◆ Figure record listings
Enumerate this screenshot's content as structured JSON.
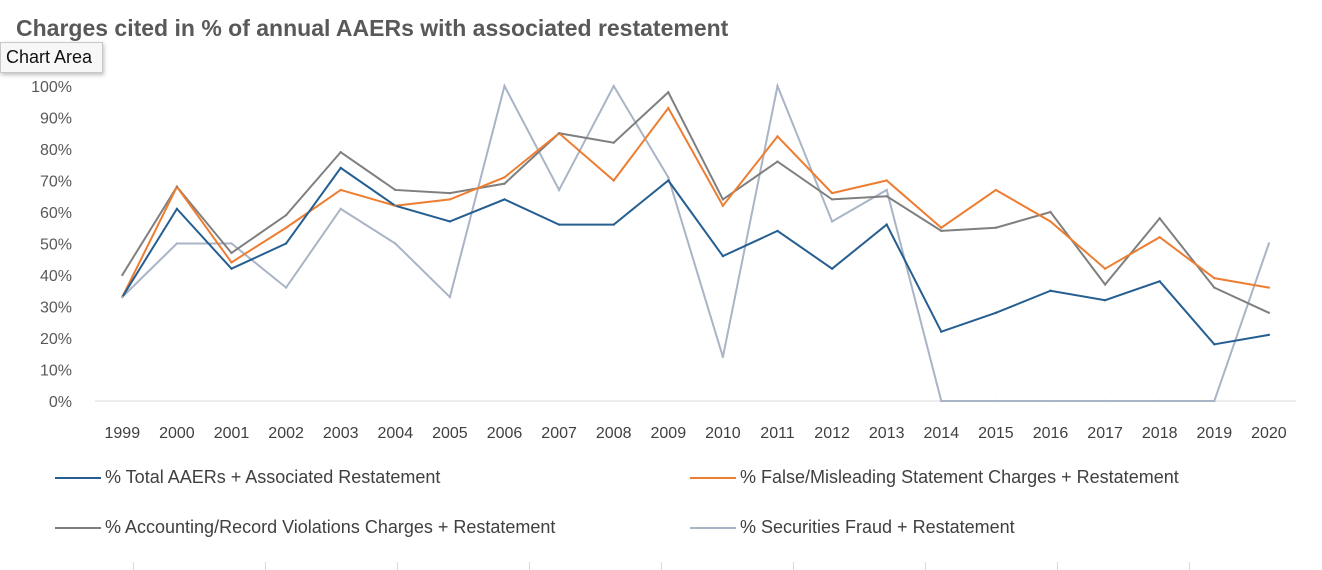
{
  "ui": {
    "tooltip": "Chart Area"
  },
  "chart_data": {
    "type": "line",
    "title": "Charges cited in % of annual AAERs with associated restatement",
    "xlabel": "",
    "ylabel": "",
    "ylim": [
      0,
      100
    ],
    "y_ticks": [
      "0%",
      "10%",
      "20%",
      "30%",
      "40%",
      "50%",
      "60%",
      "70%",
      "80%",
      "90%",
      "100%"
    ],
    "grid": false,
    "legend_position": "bottom",
    "categories": [
      "1999",
      "2000",
      "2001",
      "2002",
      "2003",
      "2004",
      "2005",
      "2006",
      "2007",
      "2008",
      "2009",
      "2010",
      "2011",
      "2012",
      "2013",
      "2014",
      "2015",
      "2016",
      "2017",
      "2018",
      "2019",
      "2020"
    ],
    "series": [
      {
        "name": "% Total AAERs + Associated Restatement",
        "color": "#255e91",
        "values": [
          33,
          61,
          42,
          50,
          74,
          62,
          57,
          64,
          56,
          56,
          70,
          46,
          54,
          42,
          56,
          22,
          28,
          35,
          32,
          38,
          18,
          21
        ]
      },
      {
        "name": "% False/Misleading Statement Charges + Restatement",
        "color": "#ed7d31",
        "values": [
          33,
          68,
          44,
          55,
          67,
          62,
          64,
          71,
          85,
          70,
          93,
          62,
          84,
          66,
          70,
          55,
          67,
          57,
          42,
          52,
          39,
          36
        ]
      },
      {
        "name": "% Accounting/Record Violations Charges + Restatement",
        "color": "#7f7f7f",
        "values": [
          40,
          68,
          47,
          59,
          79,
          67,
          66,
          69,
          85,
          82,
          98,
          64,
          76,
          64,
          65,
          54,
          55,
          60,
          37,
          58,
          36,
          28
        ]
      },
      {
        "name": "% Securities Fraud + Restatement",
        "color": "#a9b4c6",
        "values": [
          33,
          50,
          50,
          36,
          61,
          50,
          33,
          100,
          67,
          100,
          71,
          14,
          100,
          57,
          67,
          0,
          0,
          0,
          0,
          0,
          0,
          50
        ]
      }
    ]
  }
}
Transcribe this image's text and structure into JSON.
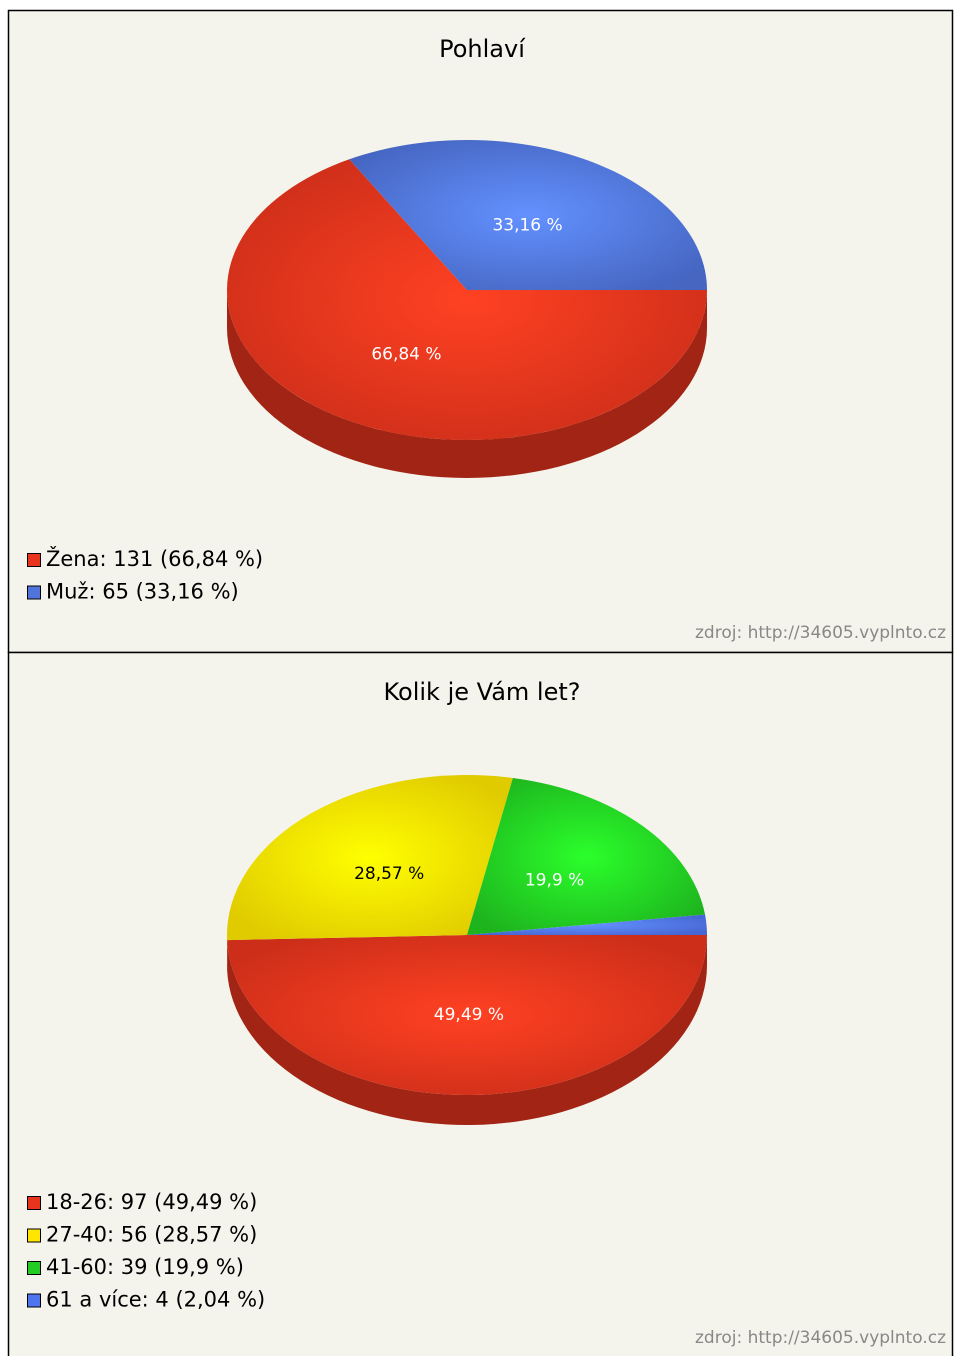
{
  "chart_data": [
    {
      "type": "pie",
      "title": "Pohlaví",
      "categories": [
        "Žena",
        "Muž"
      ],
      "values": [
        66.84,
        33.16
      ],
      "value_labels": [
        "66,84 %",
        "33,16 %"
      ],
      "colors": [
        "#e8341c",
        "#4f74dc"
      ],
      "legend": [
        "Žena: 131 (66,84 %)",
        "Muž: 65 (33,16 %)"
      ],
      "source": "zdroj: http://34605.vyplnto.cz"
    },
    {
      "type": "pie",
      "title": "Kolik je Vám let?",
      "categories": [
        "18-26",
        "27-40",
        "41-60",
        "61 a více"
      ],
      "values": [
        49.49,
        28.57,
        19.9,
        2.04
      ],
      "value_labels": [
        "49,49 %",
        "28,57 %",
        "19,9 %",
        null
      ],
      "colors": [
        "#e8341c",
        "#ffe600",
        "#22cc22",
        "#4f74f0"
      ],
      "legend": [
        "18-26: 97 (49,49 %)",
        "27-40: 56 (28,57 %)",
        "41-60: 39 (19,9 %)",
        "61 a více: 4 (2,04 %)"
      ],
      "source": "zdroj: http://34605.vyplnto.cz"
    }
  ]
}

◆ What is needed
Reproduce the material word for word. Any pictures should be left out of the copy.

◆ Answer to this task
Enumerate this screenshot's content as structured JSON.
{
  "ui": {
    "tooltip": "Chart Area"
  },
  "chart_data": {
    "type": "line",
    "title": "Charges cited in % of annual AAERs with associated restatement",
    "xlabel": "",
    "ylabel": "",
    "ylim": [
      0,
      100
    ],
    "y_ticks": [
      "0%",
      "10%",
      "20%",
      "30%",
      "40%",
      "50%",
      "60%",
      "70%",
      "80%",
      "90%",
      "100%"
    ],
    "grid": false,
    "legend_position": "bottom",
    "categories": [
      "1999",
      "2000",
      "2001",
      "2002",
      "2003",
      "2004",
      "2005",
      "2006",
      "2007",
      "2008",
      "2009",
      "2010",
      "2011",
      "2012",
      "2013",
      "2014",
      "2015",
      "2016",
      "2017",
      "2018",
      "2019",
      "2020"
    ],
    "series": [
      {
        "name": "% Total AAERs + Associated Restatement",
        "color": "#255e91",
        "values": [
          33,
          61,
          42,
          50,
          74,
          62,
          57,
          64,
          56,
          56,
          70,
          46,
          54,
          42,
          56,
          22,
          28,
          35,
          32,
          38,
          18,
          21
        ]
      },
      {
        "name": "% False/Misleading Statement Charges + Restatement",
        "color": "#ed7d31",
        "values": [
          33,
          68,
          44,
          55,
          67,
          62,
          64,
          71,
          85,
          70,
          93,
          62,
          84,
          66,
          70,
          55,
          67,
          57,
          42,
          52,
          39,
          36
        ]
      },
      {
        "name": "% Accounting/Record Violations Charges + Restatement",
        "color": "#7f7f7f",
        "values": [
          40,
          68,
          47,
          59,
          79,
          67,
          66,
          69,
          85,
          82,
          98,
          64,
          76,
          64,
          65,
          54,
          55,
          60,
          37,
          58,
          36,
          28
        ]
      },
      {
        "name": "% Securities Fraud + Restatement",
        "color": "#a9b4c6",
        "values": [
          33,
          50,
          50,
          36,
          61,
          50,
          33,
          100,
          67,
          100,
          71,
          14,
          100,
          57,
          67,
          0,
          0,
          0,
          0,
          0,
          0,
          50
        ]
      }
    ]
  }
}
Transcribe this image's text and structure into JSON.
{
  "chart_data": [
    {
      "type": "pie",
      "title": "Pohlaví",
      "categories": [
        "Žena",
        "Muž"
      ],
      "values": [
        66.84,
        33.16
      ],
      "value_labels": [
        "66,84 %",
        "33,16 %"
      ],
      "colors": [
        "#e8341c",
        "#4f74dc"
      ],
      "legend": [
        "Žena: 131 (66,84 %)",
        "Muž: 65 (33,16 %)"
      ],
      "source": "zdroj: http://34605.vyplnto.cz"
    },
    {
      "type": "pie",
      "title": "Kolik je Vám let?",
      "categories": [
        "18-26",
        "27-40",
        "41-60",
        "61 a více"
      ],
      "values": [
        49.49,
        28.57,
        19.9,
        2.04
      ],
      "value_labels": [
        "49,49 %",
        "28,57 %",
        "19,9 %",
        null
      ],
      "colors": [
        "#e8341c",
        "#ffe600",
        "#22cc22",
        "#4f74f0"
      ],
      "legend": [
        "18-26: 97 (49,49 %)",
        "27-40: 56 (28,57 %)",
        "41-60: 39 (19,9 %)",
        "61 a více: 4 (2,04 %)"
      ],
      "source": "zdroj: http://34605.vyplnto.cz"
    }
  ]
}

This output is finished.